REQUEST 1 | Decide whether each statement agrees with the account of the FRFC and ILA loans, answering yes or no and quoting the deciding words of that account: (a) repayment of the Trust Company loan was extended to 2 January 1991; (b) by October 1990 the private placement had succeeded; (c) Shugart was president of FRFC.
REQUEST 2 | From the account of the FRFC and ILA loans, set down word for word the part that opens with the words containing "An extension to" and closes with "to raise capital.".
REQUEST 3 | Resume the account of the FRFC and ILA loans after its final sentence and carry it forward.

*** TEXT TO READ ***

An extension to 2 January 1991 of repayment of the Trust Company loan was obtained upon payment of $600,000. In addition, a proposed service agreement between FRFC and ILA was drafted "under which FRFC was to bear the operating costs of ILA to assure operating profits at the ILA level." Finally, the law firm began work on a private placement of preferred stock to raise capital.


By October 1990, the private placement effort had failed, and FRFC owed ILA an additional $600,000 in connection with the unsuccessful offering. According to plaintiff's complaint, notwithstanding the service agreement between FRFC and ILA, ILA was required to spend "more than $2 million which should have been the responsibility of FRFC."


In addition, plaintiff alleged Peterson and Edward Shugart (Shugart), president of ILA, met with John Googe (Googe) in November 1990. Googe, a friend and former client of Shugart, was seeking permanent financing for a $2 million note coming due with First Union National Bank, a debt incurred by Googe's company Air Lift Associates (ALA) in connection with operation of a private aircraft facility at Raleigh Durham International Airport (RDU). The three agreed that Peterson and Shugart would cause ILA to loan ALA $1.9 million to refinance its loan on the RDU facility. Simultaneously, ILA would loan $2.5 million to Southeastern Employers Benefit Services (SEBS), a second company owned by Googe, which company would use the money to buy $2.5 million of preferred stock in FRFC. This investment would allow FRFC to pay Trust Company $1.7 million and arrange a further modification of its loan, and to repay the $600,000 due from FRFC to ILA for expenses of the failed stock offering. Finally, FRFC would make dividend payments on the preferred stock to SEBS, thereby allowing SEBS to repay ILA so that, asserted plaintiff's complaint, "the transaction would be virtually a `wash' for Googe."

*** PROVIDED INFORMATION ***

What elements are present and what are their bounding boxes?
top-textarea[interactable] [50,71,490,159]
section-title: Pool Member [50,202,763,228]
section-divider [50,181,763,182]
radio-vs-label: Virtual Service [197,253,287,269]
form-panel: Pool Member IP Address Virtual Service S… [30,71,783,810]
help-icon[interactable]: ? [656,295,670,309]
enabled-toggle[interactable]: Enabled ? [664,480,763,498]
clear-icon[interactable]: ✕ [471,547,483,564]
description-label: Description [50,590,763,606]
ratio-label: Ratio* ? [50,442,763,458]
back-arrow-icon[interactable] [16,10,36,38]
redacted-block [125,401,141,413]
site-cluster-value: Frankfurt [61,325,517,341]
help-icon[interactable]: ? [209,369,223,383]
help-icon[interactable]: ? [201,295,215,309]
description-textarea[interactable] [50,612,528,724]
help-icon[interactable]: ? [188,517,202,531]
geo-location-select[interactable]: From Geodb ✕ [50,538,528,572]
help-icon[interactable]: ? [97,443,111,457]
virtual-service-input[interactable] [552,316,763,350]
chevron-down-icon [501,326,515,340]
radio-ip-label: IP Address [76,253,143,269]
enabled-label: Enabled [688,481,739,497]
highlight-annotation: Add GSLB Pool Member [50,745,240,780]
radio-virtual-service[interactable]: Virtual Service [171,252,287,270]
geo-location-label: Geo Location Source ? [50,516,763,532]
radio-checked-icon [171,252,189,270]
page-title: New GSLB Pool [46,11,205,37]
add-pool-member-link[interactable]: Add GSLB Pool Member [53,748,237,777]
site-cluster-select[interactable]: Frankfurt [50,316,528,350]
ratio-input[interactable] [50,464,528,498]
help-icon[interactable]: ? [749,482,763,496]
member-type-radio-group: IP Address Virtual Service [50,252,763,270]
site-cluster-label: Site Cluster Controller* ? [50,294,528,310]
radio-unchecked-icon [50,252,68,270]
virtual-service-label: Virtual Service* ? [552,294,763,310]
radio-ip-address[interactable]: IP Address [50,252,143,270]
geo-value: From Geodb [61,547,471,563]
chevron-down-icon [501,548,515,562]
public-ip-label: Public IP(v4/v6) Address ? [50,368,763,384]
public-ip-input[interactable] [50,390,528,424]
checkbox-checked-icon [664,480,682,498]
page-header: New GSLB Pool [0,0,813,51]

***

REPLY 1 |
(a) Yes: "An extension to 2 January 1991 of repayment of the Trust Company loan was obtained upon payment of $600,000."
(b) No: "By October 1990, the private placement effort had failed"
(c) No: "Edward Shugart (Shugart), president of ILA"

REPLY 2 |
An extension to 2 January 1991 of repayment of the Trust Company loan was obtained upon payment of $600,000. In addition, a proposed service agreement between FRFC and ILA was drafted "under which FRFC was to bear the operating costs of ILA to assure operating profits at the ILA level." Finally, the law firm began work on a private placement of preferred stock to raise capital.

REPLY 3 |
In December 1990, N.C.G.S. § 58-7-85(b)(3) provided that no life insurance company doing business in North Carolina might negotiate any loan to a director or officer of such insurer, either directly or indirectly, nor could such insurer make any loan to any other corporation in which such officer or director was substantially interested. Nonetheless, plaintiff's complaint charged, the proposed loan by ILA of $2.5 million was designed to be made indirectly to FRFC, a corporation controlled by Peterson, the Chief Executive Officer and member of the Board of Directors of ILA.


In addition, N.C.G.S. § 58-19-30(b)(2) provided that a loan or extension of credit by a North Carolina life insurance company to a third party, if made with the understanding that proceeds thereof were to be used to make investments in any affiliate of the insurer, required advance written notice to, and prior approval by, the Department.


On 20 December 1990, the Department instituted an inquiry into FRFC's proposed issuance of preferred stock, expressing concern about "the extent to which ILA might be required to service debt" of FRFC. In responding, Taylor and Hedberg allegedly misrepresented details of the proposed offering.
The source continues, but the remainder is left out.